# An inequality related to Lagrange's identity and $L_p$ norm

Let $a_1, a_2, \cdots , a_n$, $b_1, b_2, \cdots, b_n$ be real numbers, $p \in [1, +\infty)$, prove that

$$\sum_{1\leq i < j \leq n} |a_ib_j - a_jb_i|^p \leq c_p \sum_{i=1}^n |a_i|^p \sum_{i=1}^n |b_i|^p$$

where $c_p = \max(1, 2^{p-2})$.

Remark:

1. When $p=1$, the proof is straightforward since $|a_ib_j-a_jb_i| \leq |a_i||b_j| + |a_j||b_i|$, and summing up all these inequalities is enough.

2. When $p=2$, the inequality is a direct consequence of Lagrange's identity: $RHS - LHS = (\sum_{i=1}^n a_i b_i)^2 \geq 0$

3. I have generated millions of sets of random $(a_i, b_i)$, for various values of $p$, and didn't find a counterexample.

Thanks!

• Have you tried to generalize to complex numbers and mimic the proof of Riesz-Thorin interpolation theorem? (interpolating between $1$ and $2$ and then between $2$ and $\infty$) – fedja Apr 28 '18 at 1:49
• @fedja : Thanks for the reference! Do you mean trying to prove the log convexity (in 1/p) of LHS/RHS? If so, I just verified numerically that it isn't. Also I am not sure about how to generalize to complex numbers. – Chen Dan Apr 28 '18 at 4:23
• It may be worth mentioning that the main difficulty is in the sharp constant $c_p$. The same inequality with $c_p = 2^{p-1}$ follows from the elementary inequality on positive numbers $(x + y)^p \leq 2^{p-1}(x^p + y^p)$. – Willie Wong Apr 30 '18 at 13:34

Note: the answer here stems from the comment of user fedja above.
▬▬▬
▸ **SHORT PROBLEM**
Resume the discussion of the inequality related to Lagrange's identity and the $L_p$ norm, starting after its final line. The material that follows comes from a separate source.

Layout coordinate data
▬▬▬
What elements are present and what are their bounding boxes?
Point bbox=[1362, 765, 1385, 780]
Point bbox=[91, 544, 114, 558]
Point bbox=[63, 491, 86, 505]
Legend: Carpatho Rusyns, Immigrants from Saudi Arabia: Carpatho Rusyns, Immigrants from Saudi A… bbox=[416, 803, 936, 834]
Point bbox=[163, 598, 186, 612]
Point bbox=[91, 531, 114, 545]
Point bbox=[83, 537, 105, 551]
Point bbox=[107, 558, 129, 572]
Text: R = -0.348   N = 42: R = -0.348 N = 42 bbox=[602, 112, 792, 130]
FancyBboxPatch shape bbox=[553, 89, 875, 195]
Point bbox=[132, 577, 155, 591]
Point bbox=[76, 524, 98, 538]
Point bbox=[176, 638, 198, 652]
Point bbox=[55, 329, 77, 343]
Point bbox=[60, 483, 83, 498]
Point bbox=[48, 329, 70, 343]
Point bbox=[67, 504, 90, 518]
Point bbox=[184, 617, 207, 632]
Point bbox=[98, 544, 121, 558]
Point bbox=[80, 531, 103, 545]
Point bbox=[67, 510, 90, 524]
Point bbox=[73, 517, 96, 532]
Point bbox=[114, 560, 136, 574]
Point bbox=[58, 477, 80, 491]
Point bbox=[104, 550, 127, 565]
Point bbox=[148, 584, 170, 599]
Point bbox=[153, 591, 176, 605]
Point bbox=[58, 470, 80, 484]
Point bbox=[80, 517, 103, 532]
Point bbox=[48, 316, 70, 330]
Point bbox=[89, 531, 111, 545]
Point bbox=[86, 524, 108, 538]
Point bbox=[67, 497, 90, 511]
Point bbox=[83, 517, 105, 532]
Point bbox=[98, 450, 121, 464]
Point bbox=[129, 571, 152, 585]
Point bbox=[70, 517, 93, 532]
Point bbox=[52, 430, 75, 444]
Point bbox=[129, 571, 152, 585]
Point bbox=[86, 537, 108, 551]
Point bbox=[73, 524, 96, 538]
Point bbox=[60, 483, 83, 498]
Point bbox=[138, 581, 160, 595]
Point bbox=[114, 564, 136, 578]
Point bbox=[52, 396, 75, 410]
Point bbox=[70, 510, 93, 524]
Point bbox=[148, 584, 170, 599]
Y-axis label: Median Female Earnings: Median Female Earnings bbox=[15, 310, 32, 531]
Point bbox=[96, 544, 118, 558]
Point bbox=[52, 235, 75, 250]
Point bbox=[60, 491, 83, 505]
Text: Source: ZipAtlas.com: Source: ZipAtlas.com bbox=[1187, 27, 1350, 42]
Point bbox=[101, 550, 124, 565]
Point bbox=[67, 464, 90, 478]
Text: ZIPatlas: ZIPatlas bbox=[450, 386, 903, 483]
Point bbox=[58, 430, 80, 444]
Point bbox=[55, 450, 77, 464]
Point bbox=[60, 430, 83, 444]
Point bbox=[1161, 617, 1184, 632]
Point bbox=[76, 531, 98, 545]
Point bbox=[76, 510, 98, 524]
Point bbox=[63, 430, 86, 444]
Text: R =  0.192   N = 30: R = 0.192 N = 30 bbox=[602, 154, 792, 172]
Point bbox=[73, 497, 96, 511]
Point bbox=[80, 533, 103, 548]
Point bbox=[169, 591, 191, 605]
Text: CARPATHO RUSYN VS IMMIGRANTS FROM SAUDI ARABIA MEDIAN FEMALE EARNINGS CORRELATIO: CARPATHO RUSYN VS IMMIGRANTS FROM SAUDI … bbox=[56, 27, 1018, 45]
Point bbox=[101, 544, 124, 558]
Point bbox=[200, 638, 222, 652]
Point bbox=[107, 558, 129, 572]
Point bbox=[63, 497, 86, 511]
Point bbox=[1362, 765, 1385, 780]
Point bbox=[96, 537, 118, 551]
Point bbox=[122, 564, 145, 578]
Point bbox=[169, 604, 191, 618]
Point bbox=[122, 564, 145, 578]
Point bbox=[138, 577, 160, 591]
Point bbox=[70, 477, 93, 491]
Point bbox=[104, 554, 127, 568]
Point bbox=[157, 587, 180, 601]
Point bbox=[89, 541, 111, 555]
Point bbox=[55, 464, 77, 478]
▬▬▬
▸ **TASK OUTPUT**
The following Lemma is another version of the Riesz–Thorin interpolation theorem (See Lemma 8.5 in this book).

Lemma. Let $(X_i , \mathfrak M_i , μ_i )$, $i = 0,1, 2, . . . , n$ be measure spaces. Let $V_i$ represent the complex vector space of simple functions on $X_i$. Suppose that $$\Lambda : V_1\times V_2 \times \cdots \times V_n \to V_0$$ is a multilinear operator of types $p_0$ and $p_1$ where $p_0,p_1 \in [1,\infty]$, with constants $C_0$ and $C_1$, respectively. i.e., $$\|\Lambda(f_1 , f_2 , . . . , f_n) \|_{p_i} \leq C_i \|f_1\|_{p_i} \|f_2 \|_{p_i} \cdots \|f_n\|_{p_i} \tag{1}$$ for $i=0,1$. Let $t \in [0, 1]$ and define $$\frac 1{p_t} := \frac{1-t}{p_0}+\frac t{p_1}$$ Then, $\Lambda$ is of type $p_t$ with constant $C_t :=C_0^{t-1}C_1^t$, that is, (1) holds true for $i=t$.

Now, Let $(X_i , \mathfrak M_i , μ_i )$ be a uniform measure on $[n] := \{1,\ldots,n\}$ for $i=1,2$, and be a uniform measure on $[n^2]$ for $i=0$. In this case, we have $V_1= V_2=\mathbb{C}^n$, and $V_0 = \mathbb{C}^{n^2}$. Define $\Lambda : V_1\times V_2 \to V_0$, by $[\Lambda(a,b)]_{i,j} := a_ib_j -a_jb_i$ for $a,b\in \mathbb{C}^n$ and $1\leq i,j\leq n$. Note that, in this setting, we have

$$\|\Lambda(a,b)\|_p^p = \frac 2{n^2} \sum_{1\leq i<j\leq n} |a_i b_j - a_j a_i|^p\\ \|a\|_p^p = \frac 1n \sum_i |a_i|_p, \quad \|b\|_p^p = \frac 1n \sum_i |b_i|_p$$

Next, $\Lambda$ is of type $p_0=0$ and $p_1=1$, with constants $C_0=C_1=2$. Above Lemma implies that $\Lambda$ is of type $p$, for every $1<p<2$, with constant $2$.

Also $\Lambda$ is of type $p_0=2$,and $p_1=\infty$, with constant $C_0=2$ and $C_1=4$, respectively. Above Lemma implies that $\Lambda$ is of type $p$, for every $2<p<\infty$, with constant $2 \times 2^{(p-2)/p}$.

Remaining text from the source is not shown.